Data entries
◇ ◇ ◇ ◇ ◇

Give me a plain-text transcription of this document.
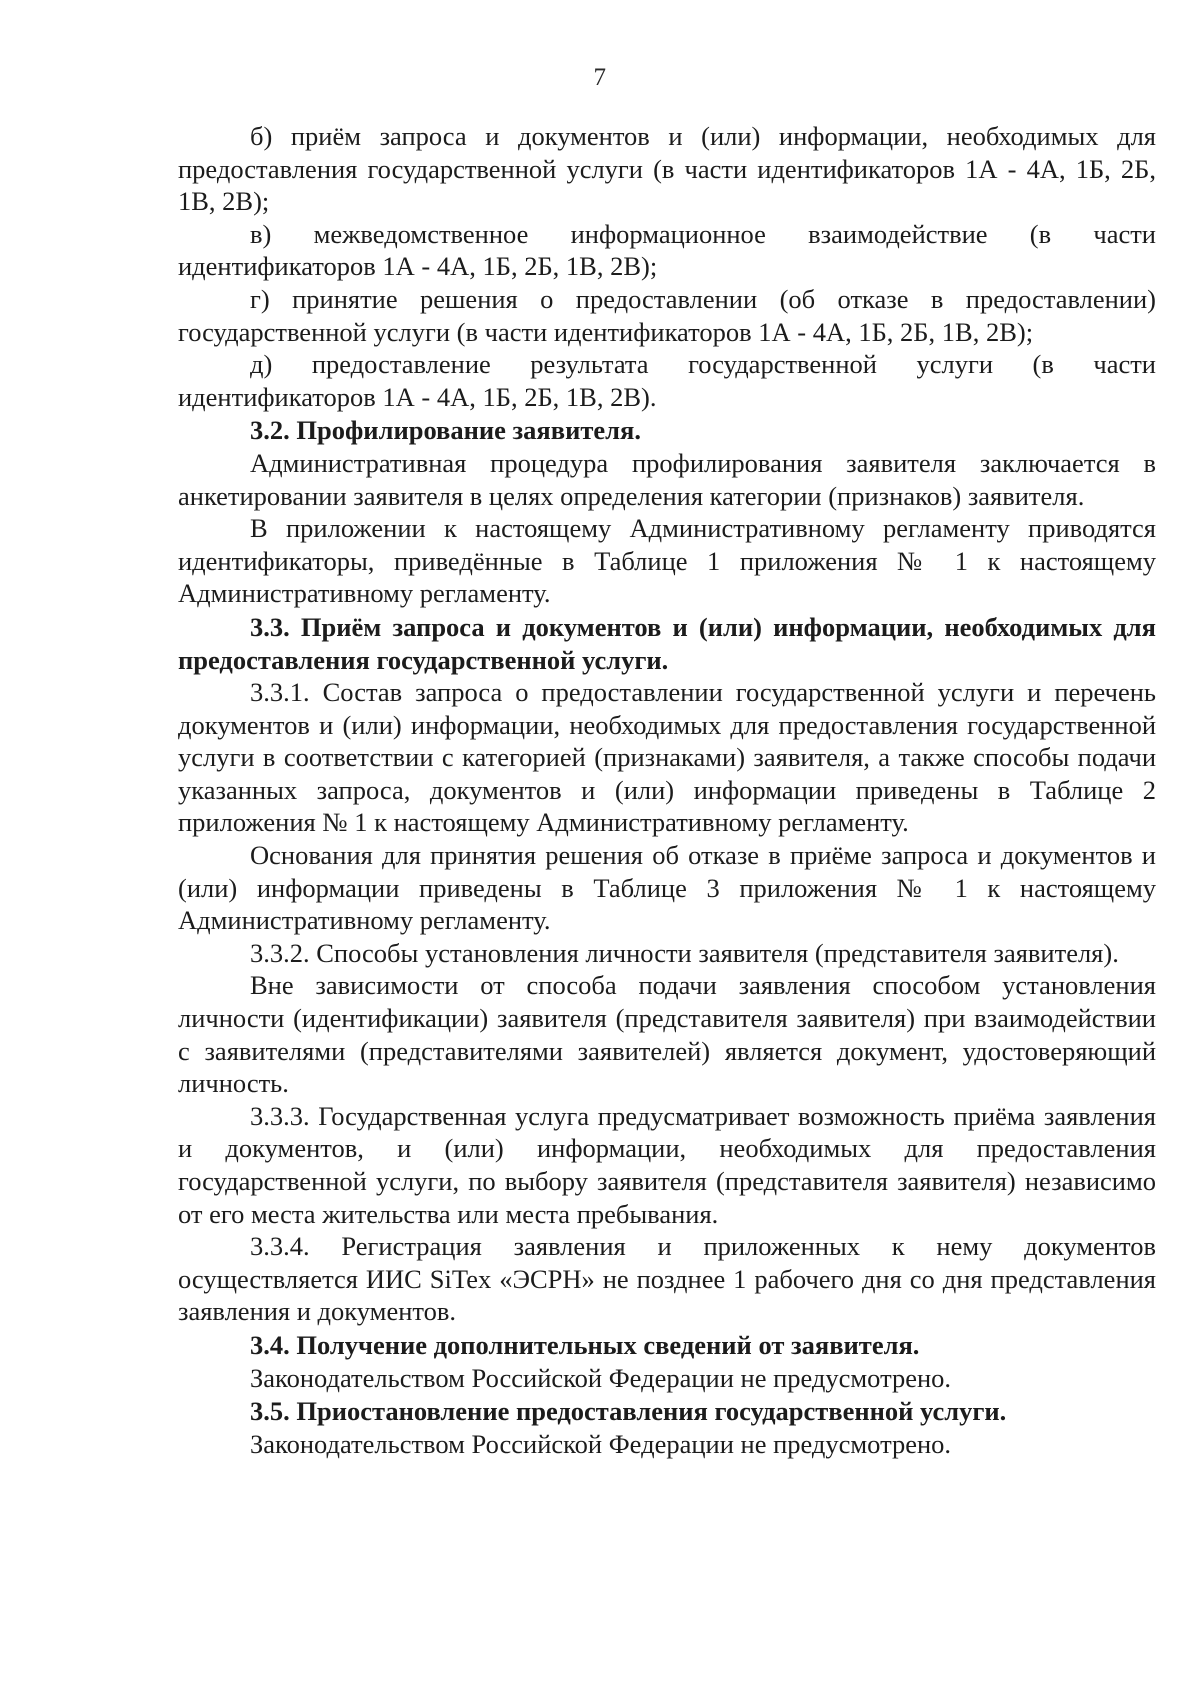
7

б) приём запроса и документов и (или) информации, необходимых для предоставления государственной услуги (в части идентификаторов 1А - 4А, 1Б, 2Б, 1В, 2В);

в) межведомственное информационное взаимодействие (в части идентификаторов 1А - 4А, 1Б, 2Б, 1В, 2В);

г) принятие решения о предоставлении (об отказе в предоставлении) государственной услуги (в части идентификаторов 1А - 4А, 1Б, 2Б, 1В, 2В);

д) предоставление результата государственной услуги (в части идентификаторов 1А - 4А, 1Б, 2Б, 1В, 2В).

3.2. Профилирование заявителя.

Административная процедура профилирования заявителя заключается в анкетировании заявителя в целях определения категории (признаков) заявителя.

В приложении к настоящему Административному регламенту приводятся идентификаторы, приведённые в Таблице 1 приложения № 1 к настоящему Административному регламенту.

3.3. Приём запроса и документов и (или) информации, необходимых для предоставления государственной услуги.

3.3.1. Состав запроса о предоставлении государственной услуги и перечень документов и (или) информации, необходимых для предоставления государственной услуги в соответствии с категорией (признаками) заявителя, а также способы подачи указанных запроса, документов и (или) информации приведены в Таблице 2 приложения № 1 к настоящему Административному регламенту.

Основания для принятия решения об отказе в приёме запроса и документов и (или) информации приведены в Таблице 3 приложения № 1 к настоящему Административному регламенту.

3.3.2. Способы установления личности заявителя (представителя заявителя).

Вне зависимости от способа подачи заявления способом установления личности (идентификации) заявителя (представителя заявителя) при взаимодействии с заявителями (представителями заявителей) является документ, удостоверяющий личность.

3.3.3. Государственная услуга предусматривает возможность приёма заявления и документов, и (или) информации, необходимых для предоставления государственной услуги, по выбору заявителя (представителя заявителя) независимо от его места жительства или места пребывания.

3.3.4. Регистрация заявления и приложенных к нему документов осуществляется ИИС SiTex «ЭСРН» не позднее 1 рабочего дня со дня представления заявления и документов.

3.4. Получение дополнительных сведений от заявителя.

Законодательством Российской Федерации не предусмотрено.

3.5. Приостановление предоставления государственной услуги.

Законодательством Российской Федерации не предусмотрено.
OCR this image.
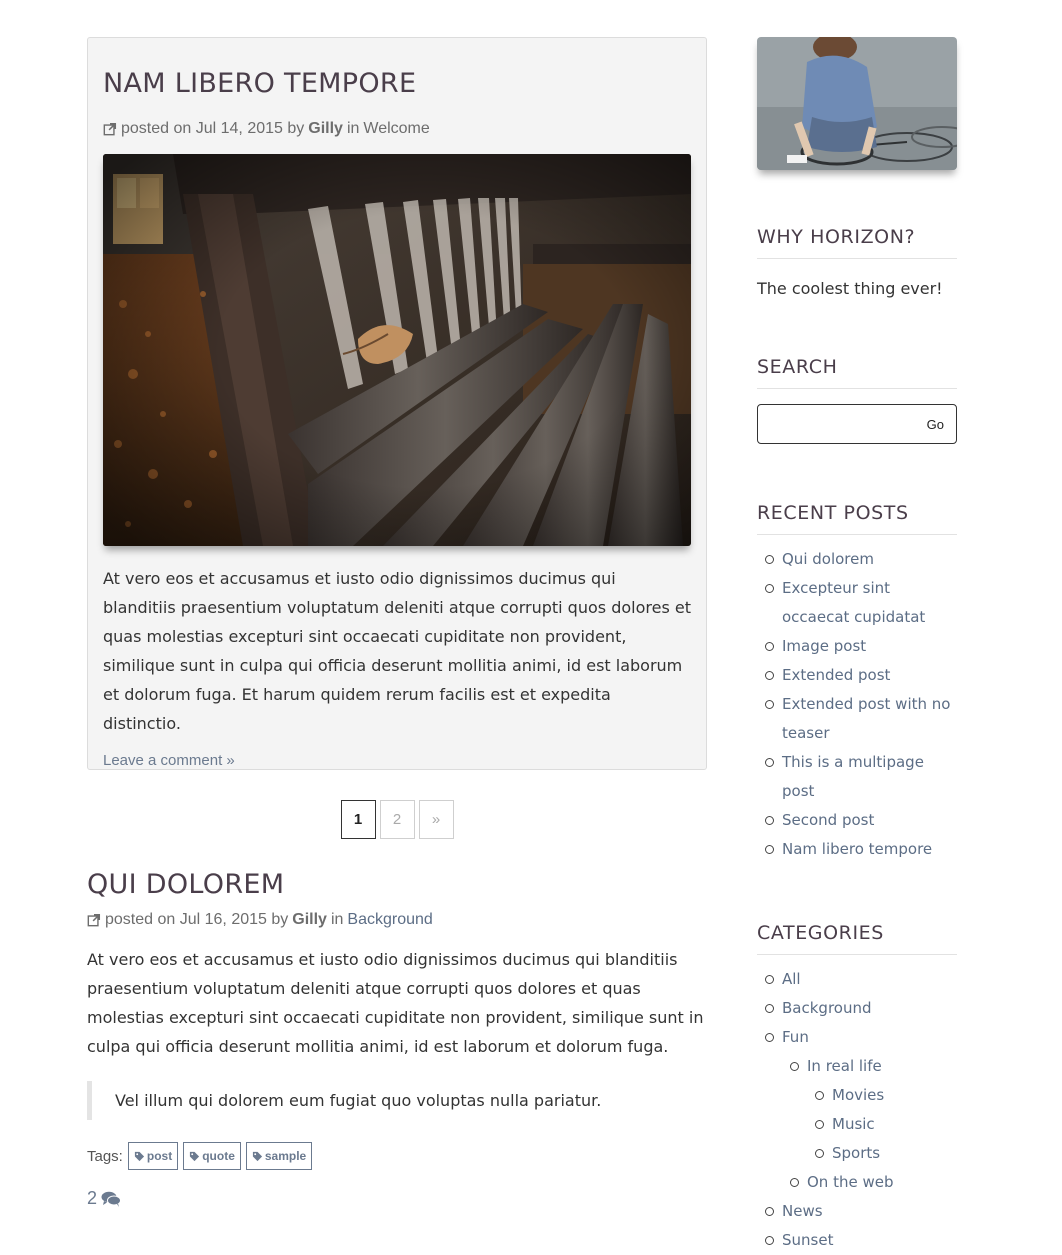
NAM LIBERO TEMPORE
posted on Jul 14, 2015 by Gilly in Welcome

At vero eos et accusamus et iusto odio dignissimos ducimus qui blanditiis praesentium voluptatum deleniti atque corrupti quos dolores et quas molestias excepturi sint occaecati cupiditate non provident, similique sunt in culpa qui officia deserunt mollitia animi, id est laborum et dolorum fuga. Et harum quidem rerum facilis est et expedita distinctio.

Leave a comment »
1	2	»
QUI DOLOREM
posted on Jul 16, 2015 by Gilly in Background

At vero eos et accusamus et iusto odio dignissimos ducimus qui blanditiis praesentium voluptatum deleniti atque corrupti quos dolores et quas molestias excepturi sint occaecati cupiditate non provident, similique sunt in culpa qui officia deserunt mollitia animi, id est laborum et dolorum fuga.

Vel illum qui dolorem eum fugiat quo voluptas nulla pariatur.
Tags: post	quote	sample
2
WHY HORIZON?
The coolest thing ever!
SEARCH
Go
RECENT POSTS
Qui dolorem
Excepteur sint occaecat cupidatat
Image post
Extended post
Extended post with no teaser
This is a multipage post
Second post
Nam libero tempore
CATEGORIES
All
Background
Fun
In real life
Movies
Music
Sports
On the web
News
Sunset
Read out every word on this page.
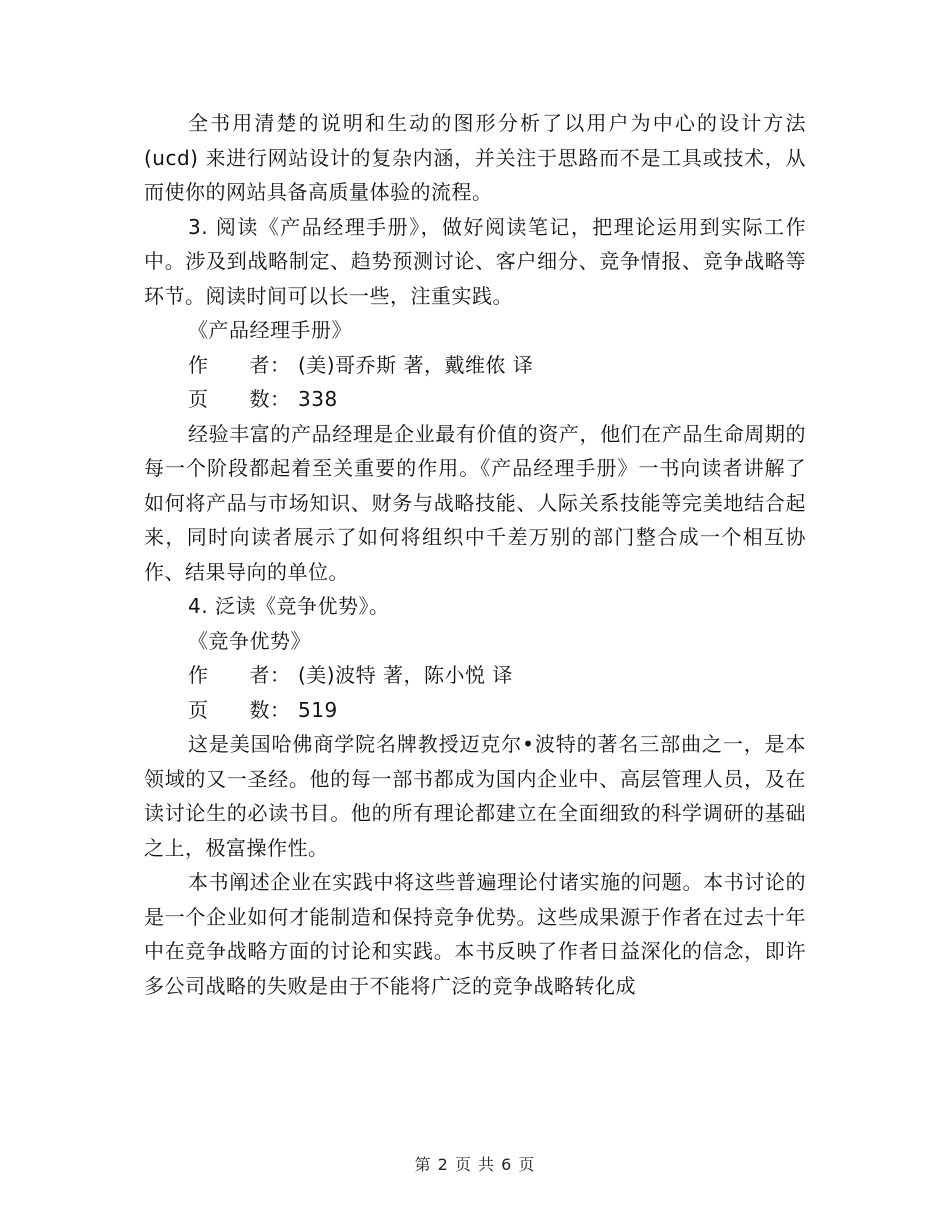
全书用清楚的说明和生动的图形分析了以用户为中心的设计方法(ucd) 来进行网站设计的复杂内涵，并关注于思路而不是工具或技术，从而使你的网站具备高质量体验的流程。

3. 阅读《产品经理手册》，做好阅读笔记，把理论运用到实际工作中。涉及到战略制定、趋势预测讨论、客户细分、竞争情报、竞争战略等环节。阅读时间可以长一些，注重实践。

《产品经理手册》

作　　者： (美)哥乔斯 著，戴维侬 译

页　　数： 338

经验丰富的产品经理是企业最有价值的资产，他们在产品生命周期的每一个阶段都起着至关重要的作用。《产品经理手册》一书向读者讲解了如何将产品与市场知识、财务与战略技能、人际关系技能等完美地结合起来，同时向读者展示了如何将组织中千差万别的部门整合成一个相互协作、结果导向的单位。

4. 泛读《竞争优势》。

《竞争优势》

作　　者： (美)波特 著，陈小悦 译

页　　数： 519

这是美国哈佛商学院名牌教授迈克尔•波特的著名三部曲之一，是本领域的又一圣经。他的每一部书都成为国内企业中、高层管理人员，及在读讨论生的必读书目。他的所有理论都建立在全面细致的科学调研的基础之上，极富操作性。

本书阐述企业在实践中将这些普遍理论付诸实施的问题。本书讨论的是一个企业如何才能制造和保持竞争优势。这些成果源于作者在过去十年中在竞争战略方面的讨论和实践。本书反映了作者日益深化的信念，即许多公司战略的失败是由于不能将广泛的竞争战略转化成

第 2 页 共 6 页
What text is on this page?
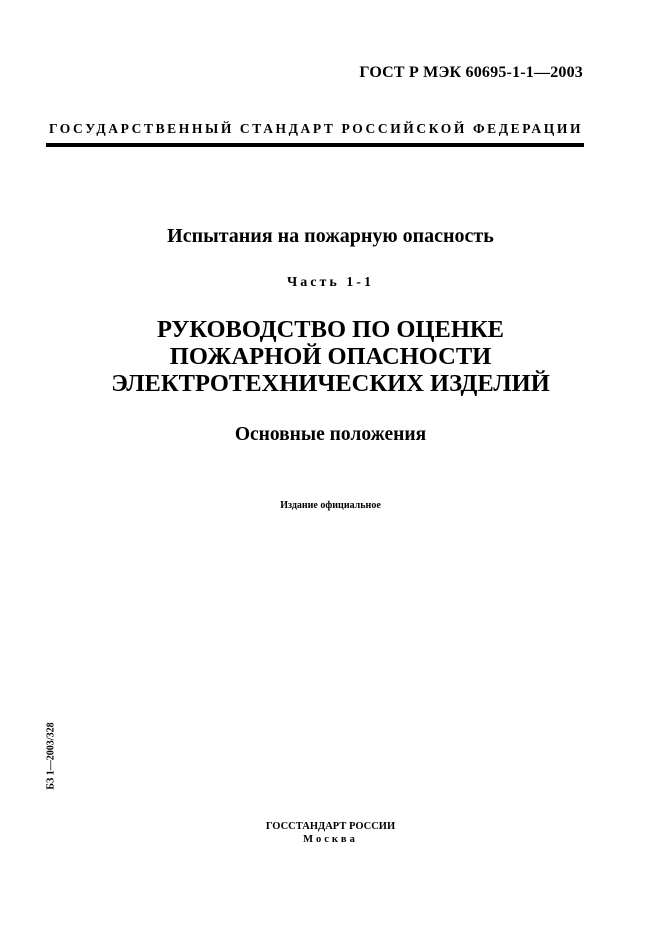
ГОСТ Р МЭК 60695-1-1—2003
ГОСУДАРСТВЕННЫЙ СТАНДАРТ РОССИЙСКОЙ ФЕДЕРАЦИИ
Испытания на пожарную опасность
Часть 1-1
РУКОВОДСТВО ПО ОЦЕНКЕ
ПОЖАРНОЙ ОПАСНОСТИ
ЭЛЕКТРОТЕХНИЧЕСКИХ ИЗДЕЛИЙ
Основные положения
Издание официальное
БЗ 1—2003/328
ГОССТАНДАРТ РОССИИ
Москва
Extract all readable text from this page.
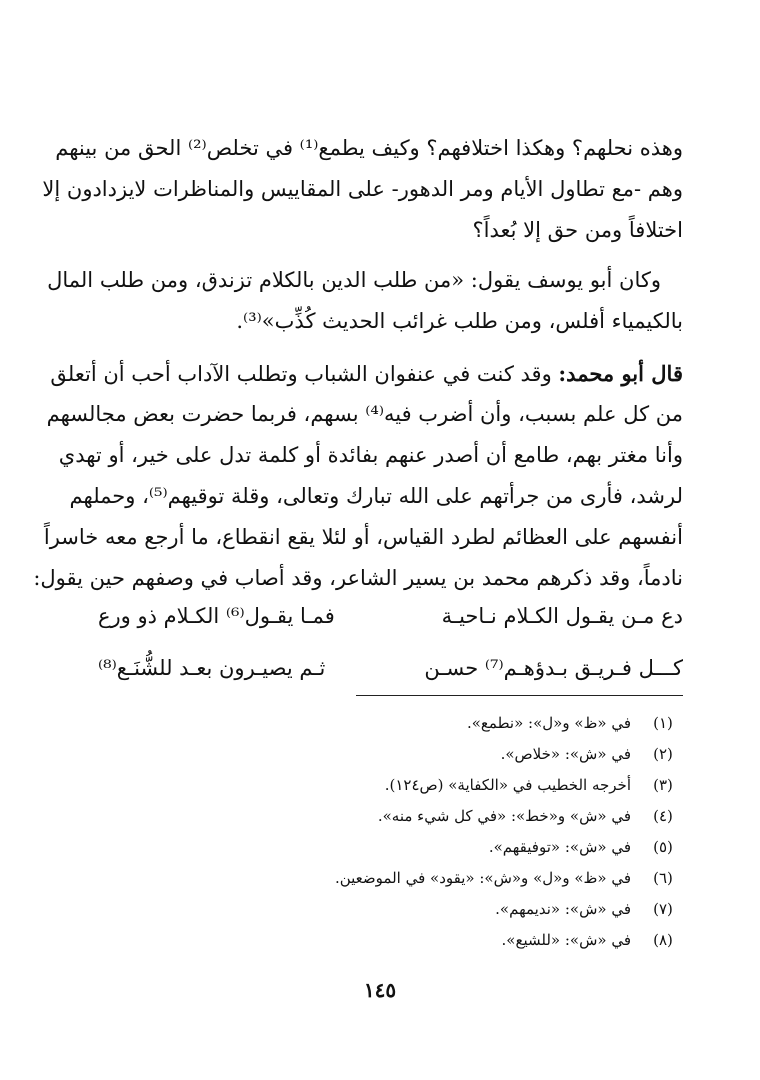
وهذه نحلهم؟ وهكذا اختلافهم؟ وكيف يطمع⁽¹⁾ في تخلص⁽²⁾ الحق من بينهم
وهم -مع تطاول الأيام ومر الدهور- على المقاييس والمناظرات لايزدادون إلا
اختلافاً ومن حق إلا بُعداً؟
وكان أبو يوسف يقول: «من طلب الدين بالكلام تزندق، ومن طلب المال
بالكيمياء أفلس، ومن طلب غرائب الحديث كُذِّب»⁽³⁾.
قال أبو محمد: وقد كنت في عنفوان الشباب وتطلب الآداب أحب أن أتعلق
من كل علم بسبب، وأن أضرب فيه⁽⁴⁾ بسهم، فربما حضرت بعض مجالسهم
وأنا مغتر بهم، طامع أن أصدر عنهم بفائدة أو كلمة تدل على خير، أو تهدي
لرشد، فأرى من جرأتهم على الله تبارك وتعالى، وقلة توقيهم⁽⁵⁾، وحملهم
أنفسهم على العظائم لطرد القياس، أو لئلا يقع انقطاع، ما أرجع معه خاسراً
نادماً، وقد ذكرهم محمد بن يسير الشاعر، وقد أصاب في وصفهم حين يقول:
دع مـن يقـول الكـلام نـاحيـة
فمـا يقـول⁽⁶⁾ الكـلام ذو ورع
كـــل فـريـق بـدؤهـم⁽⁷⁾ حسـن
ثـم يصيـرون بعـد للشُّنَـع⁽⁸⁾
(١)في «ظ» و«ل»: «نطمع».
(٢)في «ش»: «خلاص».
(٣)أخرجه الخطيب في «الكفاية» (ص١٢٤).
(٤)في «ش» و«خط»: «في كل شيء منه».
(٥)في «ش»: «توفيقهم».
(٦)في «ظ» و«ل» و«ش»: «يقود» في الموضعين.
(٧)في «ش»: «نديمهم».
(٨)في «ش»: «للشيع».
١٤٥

◇ ◇ ◇ ◇ ◇

--- WORK TO DO ---
Produce an exact copy of the lines from the line containing "What text is on this page?" through the last line of the records, with no pictures and no other text.

--- SOLUTION FOR THIS PROBLEM ---
What text is on this page?
ГОСТ Р МЭК 60695-1-1—2003
ГОСУДАРСТВЕННЫЙ СТАНДАРТ РОССИЙСКОЙ ФЕДЕРАЦИИ
Испытания на пожарную опасность
Часть 1-1
РУКОВОДСТВО ПО ОЦЕНКЕ
ПОЖАРНОЙ ОПАСНОСТИ
ЭЛЕКТРОТЕХНИЧЕСКИХ ИЗДЕЛИЙ
Основные положения
Издание официальное
БЗ 1—2003/328
ГОССТАНДАРТ РОССИИ
Москва
Extract all readable text from this page.
وهذه نحلهم؟ وهكذا اختلافهم؟ وكيف يطمع⁽¹⁾ في تخلص⁽²⁾ الحق من بينهم
وهم -مع تطاول الأيام ومر الدهور- على المقاييس والمناظرات لايزدادون إلا
اختلافاً ومن حق إلا بُعداً؟
وكان أبو يوسف يقول: «من طلب الدين بالكلام تزندق، ومن طلب المال
بالكيمياء أفلس، ومن طلب غرائب الحديث كُذِّب»⁽³⁾.
قال أبو محمد: وقد كنت في عنفوان الشباب وتطلب الآداب أحب أن أتعلق
من كل علم بسبب، وأن أضرب فيه⁽⁴⁾ بسهم، فربما حضرت بعض مجالسهم
وأنا مغتر بهم، طامع أن أصدر عنهم بفائدة أو كلمة تدل على خير، أو تهدي
لرشد، فأرى من جرأتهم على الله تبارك وتعالى، وقلة توقيهم⁽⁵⁾، وحملهم
أنفسهم على العظائم لطرد القياس، أو لئلا يقع انقطاع، ما أرجع معه خاسراً
نادماً، وقد ذكرهم محمد بن يسير الشاعر، وقد أصاب في وصفهم حين يقول:
دع مـن يقـول الكـلام نـاحيـة
فمـا يقـول⁽⁶⁾ الكـلام ذو ورع
كـــل فـريـق بـدؤهـم⁽⁷⁾ حسـن
ثـم يصيـرون بعـد للشُّنَـع⁽⁸⁾
(١)في «ظ» و«ل»: «نطمع».
(٢)في «ش»: «خلاص».
(٣)أخرجه الخطيب في «الكفاية» (ص١٢٤).
(٤)في «ش» و«خط»: «في كل شيء منه».
(٥)في «ش»: «توفيقهم».
(٦)في «ظ» و«ل» و«ش»: «يقود» في الموضعين.
(٧)في «ش»: «نديمهم».
(٨)في «ش»: «للشيع».
١٤٥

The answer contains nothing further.